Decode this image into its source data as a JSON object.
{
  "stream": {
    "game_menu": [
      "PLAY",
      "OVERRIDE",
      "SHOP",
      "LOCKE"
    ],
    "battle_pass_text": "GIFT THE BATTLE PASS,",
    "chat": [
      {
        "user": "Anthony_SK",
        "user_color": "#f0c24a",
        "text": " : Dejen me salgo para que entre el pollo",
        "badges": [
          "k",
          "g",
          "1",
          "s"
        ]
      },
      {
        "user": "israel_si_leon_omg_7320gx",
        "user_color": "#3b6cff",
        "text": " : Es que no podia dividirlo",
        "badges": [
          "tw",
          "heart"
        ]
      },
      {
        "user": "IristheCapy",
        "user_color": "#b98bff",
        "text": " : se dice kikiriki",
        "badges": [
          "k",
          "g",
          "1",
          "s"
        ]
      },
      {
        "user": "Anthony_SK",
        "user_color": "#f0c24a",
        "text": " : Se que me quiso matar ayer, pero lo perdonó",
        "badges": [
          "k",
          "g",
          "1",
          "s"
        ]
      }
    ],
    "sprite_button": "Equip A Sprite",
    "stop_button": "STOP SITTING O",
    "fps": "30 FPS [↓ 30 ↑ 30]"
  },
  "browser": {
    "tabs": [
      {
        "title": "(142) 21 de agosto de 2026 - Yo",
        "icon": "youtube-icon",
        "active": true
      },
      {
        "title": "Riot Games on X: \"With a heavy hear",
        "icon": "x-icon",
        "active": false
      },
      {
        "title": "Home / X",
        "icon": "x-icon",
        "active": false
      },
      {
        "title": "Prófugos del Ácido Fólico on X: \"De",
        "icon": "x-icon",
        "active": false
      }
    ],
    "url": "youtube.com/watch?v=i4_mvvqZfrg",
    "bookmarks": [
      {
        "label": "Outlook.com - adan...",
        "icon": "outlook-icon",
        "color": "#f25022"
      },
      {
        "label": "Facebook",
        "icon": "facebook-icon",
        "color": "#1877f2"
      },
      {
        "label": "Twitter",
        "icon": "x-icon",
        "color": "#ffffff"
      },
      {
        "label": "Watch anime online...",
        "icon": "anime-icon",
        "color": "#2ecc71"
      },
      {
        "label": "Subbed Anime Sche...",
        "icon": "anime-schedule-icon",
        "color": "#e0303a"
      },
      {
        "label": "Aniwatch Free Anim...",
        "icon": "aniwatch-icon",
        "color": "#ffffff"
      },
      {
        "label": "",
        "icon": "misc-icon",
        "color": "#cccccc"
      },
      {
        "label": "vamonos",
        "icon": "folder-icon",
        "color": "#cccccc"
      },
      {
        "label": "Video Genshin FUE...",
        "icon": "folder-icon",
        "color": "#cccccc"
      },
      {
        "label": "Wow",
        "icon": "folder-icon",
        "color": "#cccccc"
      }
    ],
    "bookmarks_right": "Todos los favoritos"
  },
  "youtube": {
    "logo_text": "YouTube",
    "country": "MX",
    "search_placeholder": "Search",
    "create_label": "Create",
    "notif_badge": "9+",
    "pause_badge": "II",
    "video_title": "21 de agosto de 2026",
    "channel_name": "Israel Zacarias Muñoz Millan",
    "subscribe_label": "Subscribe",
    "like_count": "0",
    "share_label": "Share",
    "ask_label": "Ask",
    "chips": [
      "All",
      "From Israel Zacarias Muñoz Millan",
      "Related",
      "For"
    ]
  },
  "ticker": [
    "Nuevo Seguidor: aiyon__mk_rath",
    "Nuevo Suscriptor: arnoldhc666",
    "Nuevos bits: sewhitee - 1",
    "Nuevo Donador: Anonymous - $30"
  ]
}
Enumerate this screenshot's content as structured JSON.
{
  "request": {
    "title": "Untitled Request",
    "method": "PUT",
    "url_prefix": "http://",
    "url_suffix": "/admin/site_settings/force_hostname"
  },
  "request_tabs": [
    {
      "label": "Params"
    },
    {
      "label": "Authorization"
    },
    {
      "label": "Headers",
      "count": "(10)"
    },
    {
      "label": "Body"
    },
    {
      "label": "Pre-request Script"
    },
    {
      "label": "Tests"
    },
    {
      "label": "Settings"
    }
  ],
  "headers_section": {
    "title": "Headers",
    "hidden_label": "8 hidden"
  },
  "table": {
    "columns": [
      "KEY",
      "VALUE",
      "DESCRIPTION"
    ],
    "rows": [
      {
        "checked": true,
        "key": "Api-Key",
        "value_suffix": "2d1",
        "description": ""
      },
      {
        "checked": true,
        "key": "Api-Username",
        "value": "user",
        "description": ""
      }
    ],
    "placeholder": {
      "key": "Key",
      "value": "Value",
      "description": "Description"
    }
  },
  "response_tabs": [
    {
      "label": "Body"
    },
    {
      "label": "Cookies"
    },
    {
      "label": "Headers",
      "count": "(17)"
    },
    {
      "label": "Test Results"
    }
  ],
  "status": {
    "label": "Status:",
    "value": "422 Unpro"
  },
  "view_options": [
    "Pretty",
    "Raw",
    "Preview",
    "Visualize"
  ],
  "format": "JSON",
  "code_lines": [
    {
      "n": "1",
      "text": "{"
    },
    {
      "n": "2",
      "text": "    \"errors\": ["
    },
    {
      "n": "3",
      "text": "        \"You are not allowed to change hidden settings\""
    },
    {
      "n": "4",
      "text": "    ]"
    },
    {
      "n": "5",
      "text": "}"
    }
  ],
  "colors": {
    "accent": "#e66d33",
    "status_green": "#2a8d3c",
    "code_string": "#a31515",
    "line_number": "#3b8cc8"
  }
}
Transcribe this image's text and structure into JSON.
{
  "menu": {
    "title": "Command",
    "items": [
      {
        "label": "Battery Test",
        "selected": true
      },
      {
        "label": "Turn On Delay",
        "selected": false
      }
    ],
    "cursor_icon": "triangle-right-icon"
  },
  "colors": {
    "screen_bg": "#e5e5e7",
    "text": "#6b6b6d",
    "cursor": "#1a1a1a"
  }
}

--- WHAT THE TASK ASKS ---
Return every entry verbatim.

--- FULL RESPONSE ---
Decode this image into its source data as a JSON object.
{
  "stream": {
    "game_menu": [
      "PLAY",
      "OVERRIDE",
      "SHOP",
      "LOCKE"
    ],
    "battle_pass_text": "GIFT THE BATTLE PASS,",
    "chat": [
      {
        "user": "Anthony_SK",
        "user_color": "#f0c24a",
        "text": " : Dejen me salgo para que entre el pollo",
        "badges": [
          "k",
          "g",
          "1",
          "s"
        ]
      },
      {
        "user": "israel_si_leon_omg_7320gx",
        "user_color": "#3b6cff",
        "text": " : Es que no podia dividirlo",
        "badges": [
          "tw",
          "heart"
        ]
      },
      {
        "user": "IristheCapy",
        "user_color": "#b98bff",
        "text": " : se dice kikiriki",
        "badges": [
          "k",
          "g",
          "1",
          "s"
        ]
      },
      {
        "user": "Anthony_SK",
        "user_color": "#f0c24a",
        "text": " : Se que me quiso matar ayer, pero lo perdonó",
        "badges": [
          "k",
          "g",
          "1",
          "s"
        ]
      }
    ],
    "sprite_button": "Equip A Sprite",
    "stop_button": "STOP SITTING O",
    "fps": "30 FPS [↓ 30 ↑ 30]"
  },
  "browser": {
    "tabs": [
      {
        "title": "(142) 21 de agosto de 2026 - Yo",
        "icon": "youtube-icon",
        "active": true
      },
      {
        "title": "Riot Games on X: \"With a heavy hear",
        "icon": "x-icon",
        "active": false
      },
      {
        "title": "Home / X",
        "icon": "x-icon",
        "active": false
      },
      {
        "title": "Prófugos del Ácido Fólico on X: \"De",
        "icon": "x-icon",
        "active": false
      }
    ],
    "url": "youtube.com/watch?v=i4_mvvqZfrg",
    "bookmarks": [
      {
        "label": "Outlook.com - adan...",
        "icon": "outlook-icon",
        "color": "#f25022"
      },
      {
        "label": "Facebook",
        "icon": "facebook-icon",
        "color": "#1877f2"
      },
      {
        "label": "Twitter",
        "icon": "x-icon",
        "color": "#ffffff"
      },
      {
        "label": "Watch anime online...",
        "icon": "anime-icon",
        "color": "#2ecc71"
      },
      {
        "label": "Subbed Anime Sche...",
        "icon": "anime-schedule-icon",
        "color": "#e0303a"
      },
      {
        "label": "Aniwatch Free Anim...",
        "icon": "aniwatch-icon",
        "color": "#ffffff"
      },
      {
        "label": "",
        "icon": "misc-icon",
        "color": "#cccccc"
      },
      {
        "label": "vamonos",
        "icon": "folder-icon",
        "color": "#cccccc"
      },
      {
        "label": "Video Genshin FUE...",
        "icon": "folder-icon",
        "color": "#cccccc"
      },
      {
        "label": "Wow",
        "icon": "folder-icon",
        "color": "#cccccc"
      }
    ],
    "bookmarks_right": "Todos los favoritos"
  },
  "youtube": {
    "logo_text": "YouTube",
    "country": "MX",
    "search_placeholder": "Search",
    "create_label": "Create",
    "notif_badge": "9+",
    "pause_badge": "II",
    "video_title": "21 de agosto de 2026",
    "channel_name": "Israel Zacarias Muñoz Millan",
    "subscribe_label": "Subscribe",
    "like_count": "0",
    "share_label": "Share",
    "ask_label": "Ask",
    "chips": [
      "All",
      "From Israel Zacarias Muñoz Millan",
      "Related",
      "For"
    ]
  },
  "ticker": [
    "Nuevo Seguidor: aiyon__mk_rath",
    "Nuevo Suscriptor: arnoldhc666",
    "Nuevos bits: sewhitee - 1",
    "Nuevo Donador: Anonymous - $30"
  ]
}
Enumerate this screenshot's content as structured JSON.
{
  "request": {
    "title": "Untitled Request",
    "method": "PUT",
    "url_prefix": "http://",
    "url_suffix": "/admin/site_settings/force_hostname"
  },
  "request_tabs": [
    {
      "label": "Params"
    },
    {
      "label": "Authorization"
    },
    {
      "label": "Headers",
      "count": "(10)"
    },
    {
      "label": "Body"
    },
    {
      "label": "Pre-request Script"
    },
    {
      "label": "Tests"
    },
    {
      "label": "Settings"
    }
  ],
  "headers_section": {
    "title": "Headers",
    "hidden_label": "8 hidden"
  },
  "table": {
    "columns": [
      "KEY",
      "VALUE",
      "DESCRIPTION"
    ],
    "rows": [
      {
        "checked": true,
        "key": "Api-Key",
        "value_suffix": "2d1",
        "description": ""
      },
      {
        "checked": true,
        "key": "Api-Username",
        "value": "user",
        "description": ""
      }
    ],
    "placeholder": {
      "key": "Key",
      "value": "Value",
      "description": "Description"
    }
  },
  "response_tabs": [
    {
      "label": "Body"
    },
    {
      "label": "Cookies"
    },
    {
      "label": "Headers",
      "count": "(17)"
    },
    {
      "label": "Test Results"
    }
  ],
  "status": {
    "label": "Status:",
    "value": "422 Unpro"
  },
  "view_options": [
    "Pretty",
    "Raw",
    "Preview",
    "Visualize"
  ],
  "format": "JSON",
  "code_lines": [
    {
      "n": "1",
      "text": "{"
    },
    {
      "n": "2",
      "text": "    \"errors\": ["
    },
    {
      "n": "3",
      "text": "        \"You are not allowed to change hidden settings\""
    },
    {
      "n": "4",
      "text": "    ]"
    },
    {
      "n": "5",
      "text": "}"
    }
  ],
  "colors": {
    "accent": "#e66d33",
    "status_green": "#2a8d3c",
    "code_string": "#a31515",
    "line_number": "#3b8cc8"
  }
}
Transcribe this image's text and structure into JSON.
{
  "menu": {
    "title": "Command",
    "items": [
      {
        "label": "Battery Test",
        "selected": true
      },
      {
        "label": "Turn On Delay",
        "selected": false
      }
    ],
    "cursor_icon": "triangle-right-icon"
  },
  "colors": {
    "screen_bg": "#e5e5e7",
    "text": "#6b6b6d",
    "cursor": "#1a1a1a"
  }
}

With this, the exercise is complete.